● **Your objective**: Determine how many lines include the word "Select", then give that number and nothing more.

** START **

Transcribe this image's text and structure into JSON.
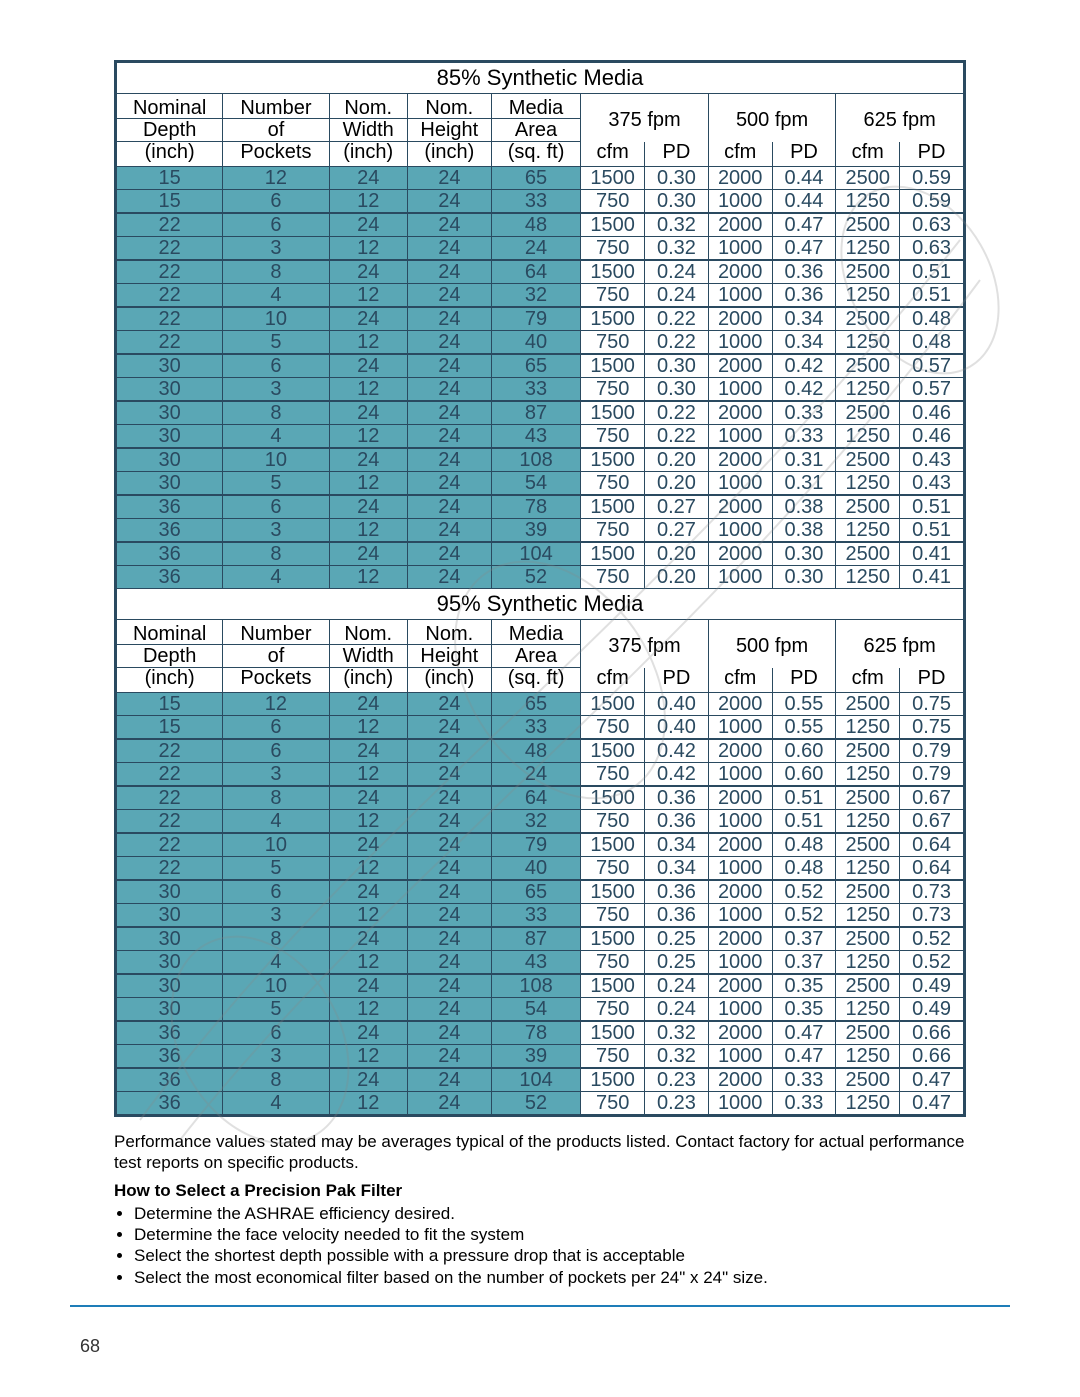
{
  "page_number": "68",
  "table_border_color": "#2a4a60",
  "zebra_color": "#5aa7b5",
  "data_text_color": "#2a4a60",
  "hr_color": "#1e7db8",
  "sections": [
    {
      "title": "85% Synthetic Media"
    },
    {
      "title": "95% Synthetic Media"
    }
  ],
  "header": {
    "col1_top": "Nominal",
    "col1_mid": "Depth",
    "col1_bot": "(inch)",
    "col2_top": "Number",
    "col2_mid": "of",
    "col2_bot": "Pockets",
    "col3_top": "Nom.",
    "col3_mid": "Width",
    "col3_bot": "(inch)",
    "col4_top": "Nom.",
    "col4_mid": "Height",
    "col4_bot": "(inch)",
    "col5_top": "Media",
    "col5_mid": "Area",
    "col5_bot": "(sq. ft)",
    "g1": "375 fpm",
    "g2": "500 fpm",
    "g3": "625 fpm",
    "sub_cfm": "cfm",
    "sub_pd": "PD"
  },
  "rows85": [
    {
      "sep": false,
      "d": "15",
      "p": "12",
      "w": "24",
      "h": "24",
      "a": "65",
      "c1": "1500",
      "p1": "0.30",
      "c2": "2000",
      "p2": "0.44",
      "c3": "2500",
      "p3": "0.59"
    },
    {
      "sep": false,
      "d": "15",
      "p": "6",
      "w": "12",
      "h": "24",
      "a": "33",
      "c1": "750",
      "p1": "0.30",
      "c2": "1000",
      "p2": "0.44",
      "c3": "1250",
      "p3": "0.59"
    },
    {
      "sep": true,
      "d": "22",
      "p": "6",
      "w": "24",
      "h": "24",
      "a": "48",
      "c1": "1500",
      "p1": "0.32",
      "c2": "2000",
      "p2": "0.47",
      "c3": "2500",
      "p3": "0.63"
    },
    {
      "sep": false,
      "d": "22",
      "p": "3",
      "w": "12",
      "h": "24",
      "a": "24",
      "c1": "750",
      "p1": "0.32",
      "c2": "1000",
      "p2": "0.47",
      "c3": "1250",
      "p3": "0.63"
    },
    {
      "sep": true,
      "d": "22",
      "p": "8",
      "w": "24",
      "h": "24",
      "a": "64",
      "c1": "1500",
      "p1": "0.24",
      "c2": "2000",
      "p2": "0.36",
      "c3": "2500",
      "p3": "0.51"
    },
    {
      "sep": false,
      "d": "22",
      "p": "4",
      "w": "12",
      "h": "24",
      "a": "32",
      "c1": "750",
      "p1": "0.24",
      "c2": "1000",
      "p2": "0.36",
      "c3": "1250",
      "p3": "0.51"
    },
    {
      "sep": true,
      "d": "22",
      "p": "10",
      "w": "24",
      "h": "24",
      "a": "79",
      "c1": "1500",
      "p1": "0.22",
      "c2": "2000",
      "p2": "0.34",
      "c3": "2500",
      "p3": "0.48"
    },
    {
      "sep": false,
      "d": "22",
      "p": "5",
      "w": "12",
      "h": "24",
      "a": "40",
      "c1": "750",
      "p1": "0.22",
      "c2": "1000",
      "p2": "0.34",
      "c3": "1250",
      "p3": "0.48"
    },
    {
      "sep": true,
      "d": "30",
      "p": "6",
      "w": "24",
      "h": "24",
      "a": "65",
      "c1": "1500",
      "p1": "0.30",
      "c2": "2000",
      "p2": "0.42",
      "c3": "2500",
      "p3": "0.57"
    },
    {
      "sep": false,
      "d": "30",
      "p": "3",
      "w": "12",
      "h": "24",
      "a": "33",
      "c1": "750",
      "p1": "0.30",
      "c2": "1000",
      "p2": "0.42",
      "c3": "1250",
      "p3": "0.57"
    },
    {
      "sep": true,
      "d": "30",
      "p": "8",
      "w": "24",
      "h": "24",
      "a": "87",
      "c1": "1500",
      "p1": "0.22",
      "c2": "2000",
      "p2": "0.33",
      "c3": "2500",
      "p3": "0.46"
    },
    {
      "sep": false,
      "d": "30",
      "p": "4",
      "w": "12",
      "h": "24",
      "a": "43",
      "c1": "750",
      "p1": "0.22",
      "c2": "1000",
      "p2": "0.33",
      "c3": "1250",
      "p3": "0.46"
    },
    {
      "sep": true,
      "d": "30",
      "p": "10",
      "w": "24",
      "h": "24",
      "a": "108",
      "c1": "1500",
      "p1": "0.20",
      "c2": "2000",
      "p2": "0.31",
      "c3": "2500",
      "p3": "0.43"
    },
    {
      "sep": false,
      "d": "30",
      "p": "5",
      "w": "12",
      "h": "24",
      "a": "54",
      "c1": "750",
      "p1": "0.20",
      "c2": "1000",
      "p2": "0.31",
      "c3": "1250",
      "p3": "0.43"
    },
    {
      "sep": true,
      "d": "36",
      "p": "6",
      "w": "24",
      "h": "24",
      "a": "78",
      "c1": "1500",
      "p1": "0.27",
      "c2": "2000",
      "p2": "0.38",
      "c3": "2500",
      "p3": "0.51"
    },
    {
      "sep": false,
      "d": "36",
      "p": "3",
      "w": "12",
      "h": "24",
      "a": "39",
      "c1": "750",
      "p1": "0.27",
      "c2": "1000",
      "p2": "0.38",
      "c3": "1250",
      "p3": "0.51"
    },
    {
      "sep": true,
      "d": "36",
      "p": "8",
      "w": "24",
      "h": "24",
      "a": "104",
      "c1": "1500",
      "p1": "0.20",
      "c2": "2000",
      "p2": "0.30",
      "c3": "2500",
      "p3": "0.41"
    },
    {
      "sep": false,
      "d": "36",
      "p": "4",
      "w": "12",
      "h": "24",
      "a": "52",
      "c1": "750",
      "p1": "0.20",
      "c2": "1000",
      "p2": "0.30",
      "c3": "1250",
      "p3": "0.41"
    }
  ],
  "rows95": [
    {
      "sep": false,
      "d": "15",
      "p": "12",
      "w": "24",
      "h": "24",
      "a": "65",
      "c1": "1500",
      "p1": "0.40",
      "c2": "2000",
      "p2": "0.55",
      "c3": "2500",
      "p3": "0.75"
    },
    {
      "sep": false,
      "d": "15",
      "p": "6",
      "w": "12",
      "h": "24",
      "a": "33",
      "c1": "750",
      "p1": "0.40",
      "c2": "1000",
      "p2": "0.55",
      "c3": "1250",
      "p3": "0.75"
    },
    {
      "sep": true,
      "d": "22",
      "p": "6",
      "w": "24",
      "h": "24",
      "a": "48",
      "c1": "1500",
      "p1": "0.42",
      "c2": "2000",
      "p2": "0.60",
      "c3": "2500",
      "p3": "0.79"
    },
    {
      "sep": false,
      "d": "22",
      "p": "3",
      "w": "12",
      "h": "24",
      "a": "24",
      "c1": "750",
      "p1": "0.42",
      "c2": "1000",
      "p2": "0.60",
      "c3": "1250",
      "p3": "0.79"
    },
    {
      "sep": true,
      "d": "22",
      "p": "8",
      "w": "24",
      "h": "24",
      "a": "64",
      "c1": "1500",
      "p1": "0.36",
      "c2": "2000",
      "p2": "0.51",
      "c3": "2500",
      "p3": "0.67"
    },
    {
      "sep": false,
      "d": "22",
      "p": "4",
      "w": "12",
      "h": "24",
      "a": "32",
      "c1": "750",
      "p1": "0.36",
      "c2": "1000",
      "p2": "0.51",
      "c3": "1250",
      "p3": "0.67"
    },
    {
      "sep": true,
      "d": "22",
      "p": "10",
      "w": "24",
      "h": "24",
      "a": "79",
      "c1": "1500",
      "p1": "0.34",
      "c2": "2000",
      "p2": "0.48",
      "c3": "2500",
      "p3": "0.64"
    },
    {
      "sep": false,
      "d": "22",
      "p": "5",
      "w": "12",
      "h": "24",
      "a": "40",
      "c1": "750",
      "p1": "0.34",
      "c2": "1000",
      "p2": "0.48",
      "c3": "1250",
      "p3": "0.64"
    },
    {
      "sep": true,
      "d": "30",
      "p": "6",
      "w": "24",
      "h": "24",
      "a": "65",
      "c1": "1500",
      "p1": "0.36",
      "c2": "2000",
      "p2": "0.52",
      "c3": "2500",
      "p3": "0.73"
    },
    {
      "sep": false,
      "d": "30",
      "p": "3",
      "w": "12",
      "h": "24",
      "a": "33",
      "c1": "750",
      "p1": "0.36",
      "c2": "1000",
      "p2": "0.52",
      "c3": "1250",
      "p3": "0.73"
    },
    {
      "sep": true,
      "d": "30",
      "p": "8",
      "w": "24",
      "h": "24",
      "a": "87",
      "c1": "1500",
      "p1": "0.25",
      "c2": "2000",
      "p2": "0.37",
      "c3": "2500",
      "p3": "0.52"
    },
    {
      "sep": false,
      "d": "30",
      "p": "4",
      "w": "12",
      "h": "24",
      "a": "43",
      "c1": "750",
      "p1": "0.25",
      "c2": "1000",
      "p2": "0.37",
      "c3": "1250",
      "p3": "0.52"
    },
    {
      "sep": true,
      "d": "30",
      "p": "10",
      "w": "24",
      "h": "24",
      "a": "108",
      "c1": "1500",
      "p1": "0.24",
      "c2": "2000",
      "p2": "0.35",
      "c3": "2500",
      "p3": "0.49"
    },
    {
      "sep": false,
      "d": "30",
      "p": "5",
      "w": "12",
      "h": "24",
      "a": "54",
      "c1": "750",
      "p1": "0.24",
      "c2": "1000",
      "p2": "0.35",
      "c3": "1250",
      "p3": "0.49"
    },
    {
      "sep": true,
      "d": "36",
      "p": "6",
      "w": "24",
      "h": "24",
      "a": "78",
      "c1": "1500",
      "p1": "0.32",
      "c2": "2000",
      "p2": "0.47",
      "c3": "2500",
      "p3": "0.66"
    },
    {
      "sep": false,
      "d": "36",
      "p": "3",
      "w": "12",
      "h": "24",
      "a": "39",
      "c1": "750",
      "p1": "0.32",
      "c2": "1000",
      "p2": "0.47",
      "c3": "1250",
      "p3": "0.66"
    },
    {
      "sep": true,
      "d": "36",
      "p": "8",
      "w": "24",
      "h": "24",
      "a": "104",
      "c1": "1500",
      "p1": "0.23",
      "c2": "2000",
      "p2": "0.33",
      "c3": "2500",
      "p3": "0.47"
    },
    {
      "sep": false,
      "d": "36",
      "p": "4",
      "w": "12",
      "h": "24",
      "a": "52",
      "c1": "750",
      "p1": "0.23",
      "c2": "1000",
      "p2": "0.33",
      "c3": "1250",
      "p3": "0.47"
    }
  ],
  "notes": {
    "disclaimer": "Performance values stated may be averages typical of the products listed. Contact factory for actual performance test reports on specific products.",
    "howto_title": "How to Select a Precision Pak Filter",
    "bullets": [
      "Determine the ASHRAE efficiency desired.",
      "Determine the face velocity needed to fit the system",
      "Select the shortest depth possible with a pressure drop that is acceptable",
      "Select the most economical filter based on the number of pockets per 24\" x 24\" size."
    ]
  }
}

** END **

● **Complete output**: 3